** START OF SUPPLIED MATERIAL **
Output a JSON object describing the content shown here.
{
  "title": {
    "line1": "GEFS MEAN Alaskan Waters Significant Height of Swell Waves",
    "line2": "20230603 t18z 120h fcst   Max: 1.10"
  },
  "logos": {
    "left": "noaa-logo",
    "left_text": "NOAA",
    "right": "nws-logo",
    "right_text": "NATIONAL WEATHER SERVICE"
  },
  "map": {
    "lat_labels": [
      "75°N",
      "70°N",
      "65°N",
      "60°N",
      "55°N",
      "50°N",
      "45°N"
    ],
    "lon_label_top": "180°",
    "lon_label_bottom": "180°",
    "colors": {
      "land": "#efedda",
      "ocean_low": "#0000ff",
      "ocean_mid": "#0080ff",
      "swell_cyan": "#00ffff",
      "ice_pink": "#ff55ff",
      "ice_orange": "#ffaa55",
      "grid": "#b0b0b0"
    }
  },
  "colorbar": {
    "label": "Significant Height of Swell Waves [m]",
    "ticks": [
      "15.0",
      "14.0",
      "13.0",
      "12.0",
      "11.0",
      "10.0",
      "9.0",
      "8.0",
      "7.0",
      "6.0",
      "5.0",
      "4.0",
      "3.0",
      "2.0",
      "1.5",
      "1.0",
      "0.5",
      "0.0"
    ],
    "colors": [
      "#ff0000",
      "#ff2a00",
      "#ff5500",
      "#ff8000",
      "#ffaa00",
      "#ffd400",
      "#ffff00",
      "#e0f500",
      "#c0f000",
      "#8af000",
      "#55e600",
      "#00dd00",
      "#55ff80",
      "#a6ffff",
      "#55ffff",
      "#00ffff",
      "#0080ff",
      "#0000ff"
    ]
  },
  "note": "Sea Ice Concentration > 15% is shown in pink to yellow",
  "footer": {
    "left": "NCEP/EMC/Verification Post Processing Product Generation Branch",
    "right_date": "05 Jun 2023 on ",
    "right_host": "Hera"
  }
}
** END OF SUPPLIED MATERIAL **
## GIVEN INSTRUCTION
Restate every line of the data word for word.

## TASK ANSWER
Output a JSON object describing the content shown here.
{
  "title": {
    "line1": "GEFS MEAN Alaskan Waters Significant Height of Swell Waves",
    "line2": "20230603 t18z 120h fcst   Max: 1.10"
  },
  "logos": {
    "left": "noaa-logo",
    "left_text": "NOAA",
    "right": "nws-logo",
    "right_text": "NATIONAL WEATHER SERVICE"
  },
  "map": {
    "lat_labels": [
      "75°N",
      "70°N",
      "65°N",
      "60°N",
      "55°N",
      "50°N",
      "45°N"
    ],
    "lon_label_top": "180°",
    "lon_label_bottom": "180°",
    "colors": {
      "land": "#efedda",
      "ocean_low": "#0000ff",
      "ocean_mid": "#0080ff",
      "swell_cyan": "#00ffff",
      "ice_pink": "#ff55ff",
      "ice_orange": "#ffaa55",
      "grid": "#b0b0b0"
    }
  },
  "colorbar": {
    "label": "Significant Height of Swell Waves [m]",
    "ticks": [
      "15.0",
      "14.0",
      "13.0",
      "12.0",
      "11.0",
      "10.0",
      "9.0",
      "8.0",
      "7.0",
      "6.0",
      "5.0",
      "4.0",
      "3.0",
      "2.0",
      "1.5",
      "1.0",
      "0.5",
      "0.0"
    ],
    "colors": [
      "#ff0000",
      "#ff2a00",
      "#ff5500",
      "#ff8000",
      "#ffaa00",
      "#ffd400",
      "#ffff00",
      "#e0f500",
      "#c0f000",
      "#8af000",
      "#55e600",
      "#00dd00",
      "#55ff80",
      "#a6ffff",
      "#55ffff",
      "#00ffff",
      "#0080ff",
      "#0000ff"
    ]
  },
  "note": "Sea Ice Concentration > 15% is shown in pink to yellow",
  "footer": {
    "left": "NCEP/EMC/Verification Post Processing Product Generation Branch",
    "right_date": "05 Jun 2023 on ",
    "right_host": "Hera"
  }
}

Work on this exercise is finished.